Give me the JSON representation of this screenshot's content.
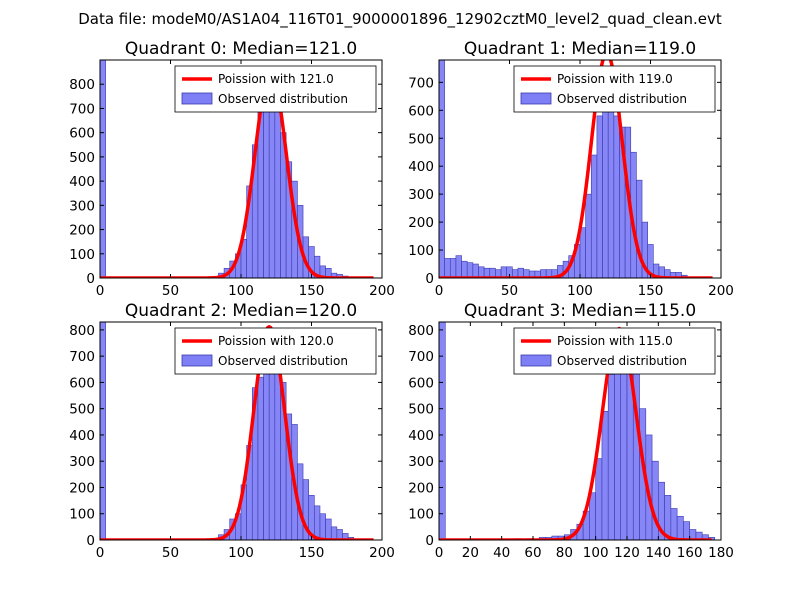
{
  "figure_title": "Data file: modeM0/AS1A04_116T01_9000001896_12902cztM0_level2_quad_clean.evt",
  "colors": {
    "bar_fill": "#7f7ff5",
    "bar_edge": "#3a3ab0",
    "poisson_line": "#ff0000",
    "axes": "#000000"
  },
  "chart_data": [
    {
      "type": "bar",
      "title": "Quadrant 0: Median=121.0",
      "median": 121.0,
      "xlim": [
        0,
        200
      ],
      "ylim": [
        0,
        900
      ],
      "xticks": [
        0,
        50,
        100,
        150,
        200
      ],
      "yticks": [
        0,
        100,
        200,
        300,
        400,
        500,
        600,
        700,
        800
      ],
      "bin_width": 4,
      "bars": [
        [
          0,
          900
        ],
        [
          84,
          20
        ],
        [
          88,
          40
        ],
        [
          92,
          70
        ],
        [
          96,
          100
        ],
        [
          100,
          160
        ],
        [
          104,
          380
        ],
        [
          108,
          550
        ],
        [
          112,
          720
        ],
        [
          116,
          830
        ],
        [
          120,
          820
        ],
        [
          124,
          730
        ],
        [
          128,
          600
        ],
        [
          132,
          480
        ],
        [
          136,
          400
        ],
        [
          140,
          300
        ],
        [
          144,
          170
        ],
        [
          148,
          130
        ],
        [
          152,
          90
        ],
        [
          156,
          50
        ],
        [
          160,
          40
        ],
        [
          164,
          20
        ],
        [
          168,
          15
        ],
        [
          172,
          8
        ]
      ],
      "poisson_mean": 121.0,
      "poisson_peak": 855,
      "legend": [
        "Poission with 121.0",
        "Observed distribution"
      ]
    },
    {
      "type": "bar",
      "title": "Quadrant 1: Median=119.0",
      "median": 119.0,
      "xlim": [
        0,
        200
      ],
      "ylim": [
        0,
        780
      ],
      "xticks": [
        0,
        50,
        100,
        150,
        200
      ],
      "yticks": [
        0,
        100,
        200,
        300,
        400,
        500,
        600,
        700
      ],
      "bin_width": 4,
      "bars": [
        [
          0,
          780
        ],
        [
          4,
          70
        ],
        [
          8,
          70
        ],
        [
          12,
          80
        ],
        [
          16,
          60
        ],
        [
          20,
          55
        ],
        [
          24,
          50
        ],
        [
          28,
          40
        ],
        [
          32,
          35
        ],
        [
          36,
          35
        ],
        [
          40,
          30
        ],
        [
          44,
          40
        ],
        [
          48,
          40
        ],
        [
          52,
          30
        ],
        [
          56,
          35
        ],
        [
          60,
          30
        ],
        [
          64,
          25
        ],
        [
          68,
          25
        ],
        [
          72,
          30
        ],
        [
          76,
          30
        ],
        [
          80,
          30
        ],
        [
          84,
          45
        ],
        [
          88,
          60
        ],
        [
          92,
          80
        ],
        [
          96,
          120
        ],
        [
          100,
          180
        ],
        [
          104,
          300
        ],
        [
          108,
          440
        ],
        [
          112,
          580
        ],
        [
          116,
          650
        ],
        [
          120,
          660
        ],
        [
          124,
          580
        ],
        [
          128,
          540
        ],
        [
          132,
          540
        ],
        [
          136,
          450
        ],
        [
          140,
          350
        ],
        [
          144,
          200
        ],
        [
          148,
          120
        ],
        [
          152,
          50
        ],
        [
          156,
          40
        ],
        [
          160,
          30
        ],
        [
          164,
          20
        ],
        [
          168,
          20
        ],
        [
          172,
          10
        ]
      ],
      "poisson_mean": 119.0,
      "poisson_peak": 805,
      "legend": [
        "Poission with 119.0",
        "Observed distribution"
      ]
    },
    {
      "type": "bar",
      "title": "Quadrant 2: Median=120.0",
      "median": 120.0,
      "xlim": [
        0,
        200
      ],
      "ylim": [
        0,
        830
      ],
      "xticks": [
        0,
        50,
        100,
        150,
        200
      ],
      "yticks": [
        0,
        100,
        200,
        300,
        400,
        500,
        600,
        700,
        800
      ],
      "bin_width": 4,
      "bars": [
        [
          0,
          830
        ],
        [
          84,
          20
        ],
        [
          88,
          40
        ],
        [
          92,
          80
        ],
        [
          96,
          100
        ],
        [
          100,
          210
        ],
        [
          104,
          360
        ],
        [
          108,
          580
        ],
        [
          112,
          620
        ],
        [
          116,
          720
        ],
        [
          120,
          700
        ],
        [
          124,
          650
        ],
        [
          128,
          600
        ],
        [
          132,
          480
        ],
        [
          136,
          440
        ],
        [
          140,
          290
        ],
        [
          144,
          230
        ],
        [
          148,
          170
        ],
        [
          152,
          130
        ],
        [
          156,
          100
        ],
        [
          160,
          80
        ],
        [
          164,
          50
        ],
        [
          168,
          40
        ],
        [
          172,
          25
        ],
        [
          176,
          10
        ]
      ],
      "poisson_mean": 120.0,
      "poisson_peak": 812,
      "legend": [
        "Poission with 120.0",
        "Observed distribution"
      ]
    },
    {
      "type": "bar",
      "title": "Quadrant 3: Median=115.0",
      "median": 115.0,
      "xlim": [
        0,
        180
      ],
      "ylim": [
        0,
        830
      ],
      "xticks": [
        0,
        20,
        40,
        60,
        80,
        100,
        120,
        140,
        160,
        180
      ],
      "yticks": [
        0,
        100,
        200,
        300,
        400,
        500,
        600,
        700,
        800
      ],
      "bin_width": 4,
      "bars": [
        [
          0,
          830
        ],
        [
          48,
          5
        ],
        [
          56,
          5
        ],
        [
          64,
          10
        ],
        [
          68,
          10
        ],
        [
          72,
          15
        ],
        [
          76,
          15
        ],
        [
          80,
          20
        ],
        [
          84,
          40
        ],
        [
          88,
          60
        ],
        [
          92,
          110
        ],
        [
          96,
          180
        ],
        [
          100,
          310
        ],
        [
          104,
          490
        ],
        [
          108,
          630
        ],
        [
          112,
          720
        ],
        [
          116,
          770
        ],
        [
          120,
          720
        ],
        [
          124,
          640
        ],
        [
          128,
          500
        ],
        [
          132,
          400
        ],
        [
          136,
          300
        ],
        [
          140,
          220
        ],
        [
          144,
          170
        ],
        [
          148,
          120
        ],
        [
          152,
          90
        ],
        [
          156,
          70
        ],
        [
          160,
          40
        ],
        [
          164,
          30
        ],
        [
          168,
          20
        ],
        [
          172,
          10
        ]
      ],
      "poisson_mean": 115.0,
      "poisson_peak": 805,
      "legend": [
        "Poission with 115.0",
        "Observed distribution"
      ]
    }
  ]
}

§

Problem statement> Print the complete listing exactly as it stands, without its pictures.

Output of the exercise>
Give me the JSON representation of this screenshot's content.
{
  "figure_title": "Data file: modeM0/AS1A04_116T01_9000001896_12902cztM0_level2_quad_clean.evt",
  "colors": {
    "bar_fill": "#7f7ff5",
    "bar_edge": "#3a3ab0",
    "poisson_line": "#ff0000",
    "axes": "#000000"
  },
  "chart_data": [
    {
      "type": "bar",
      "title": "Quadrant 0: Median=121.0",
      "median": 121.0,
      "xlim": [
        0,
        200
      ],
      "ylim": [
        0,
        900
      ],
      "xticks": [
        0,
        50,
        100,
        150,
        200
      ],
      "yticks": [
        0,
        100,
        200,
        300,
        400,
        500,
        600,
        700,
        800
      ],
      "bin_width": 4,
      "bars": [
        [
          0,
          900
        ],
        [
          84,
          20
        ],
        [
          88,
          40
        ],
        [
          92,
          70
        ],
        [
          96,
          100
        ],
        [
          100,
          160
        ],
        [
          104,
          380
        ],
        [
          108,
          550
        ],
        [
          112,
          720
        ],
        [
          116,
          830
        ],
        [
          120,
          820
        ],
        [
          124,
          730
        ],
        [
          128,
          600
        ],
        [
          132,
          480
        ],
        [
          136,
          400
        ],
        [
          140,
          300
        ],
        [
          144,
          170
        ],
        [
          148,
          130
        ],
        [
          152,
          90
        ],
        [
          156,
          50
        ],
        [
          160,
          40
        ],
        [
          164,
          20
        ],
        [
          168,
          15
        ],
        [
          172,
          8
        ]
      ],
      "poisson_mean": 121.0,
      "poisson_peak": 855,
      "legend": [
        "Poission with 121.0",
        "Observed distribution"
      ]
    },
    {
      "type": "bar",
      "title": "Quadrant 1: Median=119.0",
      "median": 119.0,
      "xlim": [
        0,
        200
      ],
      "ylim": [
        0,
        780
      ],
      "xticks": [
        0,
        50,
        100,
        150,
        200
      ],
      "yticks": [
        0,
        100,
        200,
        300,
        400,
        500,
        600,
        700
      ],
      "bin_width": 4,
      "bars": [
        [
          0,
          780
        ],
        [
          4,
          70
        ],
        [
          8,
          70
        ],
        [
          12,
          80
        ],
        [
          16,
          60
        ],
        [
          20,
          55
        ],
        [
          24,
          50
        ],
        [
          28,
          40
        ],
        [
          32,
          35
        ],
        [
          36,
          35
        ],
        [
          40,
          30
        ],
        [
          44,
          40
        ],
        [
          48,
          40
        ],
        [
          52,
          30
        ],
        [
          56,
          35
        ],
        [
          60,
          30
        ],
        [
          64,
          25
        ],
        [
          68,
          25
        ],
        [
          72,
          30
        ],
        [
          76,
          30
        ],
        [
          80,
          30
        ],
        [
          84,
          45
        ],
        [
          88,
          60
        ],
        [
          92,
          80
        ],
        [
          96,
          120
        ],
        [
          100,
          180
        ],
        [
          104,
          300
        ],
        [
          108,
          440
        ],
        [
          112,
          580
        ],
        [
          116,
          650
        ],
        [
          120,
          660
        ],
        [
          124,
          580
        ],
        [
          128,
          540
        ],
        [
          132,
          540
        ],
        [
          136,
          450
        ],
        [
          140,
          350
        ],
        [
          144,
          200
        ],
        [
          148,
          120
        ],
        [
          152,
          50
        ],
        [
          156,
          40
        ],
        [
          160,
          30
        ],
        [
          164,
          20
        ],
        [
          168,
          20
        ],
        [
          172,
          10
        ]
      ],
      "poisson_mean": 119.0,
      "poisson_peak": 805,
      "legend": [
        "Poission with 119.0",
        "Observed distribution"
      ]
    },
    {
      "type": "bar",
      "title": "Quadrant 2: Median=120.0",
      "median": 120.0,
      "xlim": [
        0,
        200
      ],
      "ylim": [
        0,
        830
      ],
      "xticks": [
        0,
        50,
        100,
        150,
        200
      ],
      "yticks": [
        0,
        100,
        200,
        300,
        400,
        500,
        600,
        700,
        800
      ],
      "bin_width": 4,
      "bars": [
        [
          0,
          830
        ],
        [
          84,
          20
        ],
        [
          88,
          40
        ],
        [
          92,
          80
        ],
        [
          96,
          100
        ],
        [
          100,
          210
        ],
        [
          104,
          360
        ],
        [
          108,
          580
        ],
        [
          112,
          620
        ],
        [
          116,
          720
        ],
        [
          120,
          700
        ],
        [
          124,
          650
        ],
        [
          128,
          600
        ],
        [
          132,
          480
        ],
        [
          136,
          440
        ],
        [
          140,
          290
        ],
        [
          144,
          230
        ],
        [
          148,
          170
        ],
        [
          152,
          130
        ],
        [
          156,
          100
        ],
        [
          160,
          80
        ],
        [
          164,
          50
        ],
        [
          168,
          40
        ],
        [
          172,
          25
        ],
        [
          176,
          10
        ]
      ],
      "poisson_mean": 120.0,
      "poisson_peak": 812,
      "legend": [
        "Poission with 120.0",
        "Observed distribution"
      ]
    },
    {
      "type": "bar",
      "title": "Quadrant 3: Median=115.0",
      "median": 115.0,
      "xlim": [
        0,
        180
      ],
      "ylim": [
        0,
        830
      ],
      "xticks": [
        0,
        20,
        40,
        60,
        80,
        100,
        120,
        140,
        160,
        180
      ],
      "yticks": [
        0,
        100,
        200,
        300,
        400,
        500,
        600,
        700,
        800
      ],
      "bin_width": 4,
      "bars": [
        [
          0,
          830
        ],
        [
          48,
          5
        ],
        [
          56,
          5
        ],
        [
          64,
          10
        ],
        [
          68,
          10
        ],
        [
          72,
          15
        ],
        [
          76,
          15
        ],
        [
          80,
          20
        ],
        [
          84,
          40
        ],
        [
          88,
          60
        ],
        [
          92,
          110
        ],
        [
          96,
          180
        ],
        [
          100,
          310
        ],
        [
          104,
          490
        ],
        [
          108,
          630
        ],
        [
          112,
          720
        ],
        [
          116,
          770
        ],
        [
          120,
          720
        ],
        [
          124,
          640
        ],
        [
          128,
          500
        ],
        [
          132,
          400
        ],
        [
          136,
          300
        ],
        [
          140,
          220
        ],
        [
          144,
          170
        ],
        [
          148,
          120
        ],
        [
          152,
          90
        ],
        [
          156,
          70
        ],
        [
          160,
          40
        ],
        [
          164,
          30
        ],
        [
          168,
          20
        ],
        [
          172,
          10
        ]
      ],
      "poisson_mean": 115.0,
      "poisson_peak": 805,
      "legend": [
        "Poission with 115.0",
        "Observed distribution"
      ]
    }
  ]
}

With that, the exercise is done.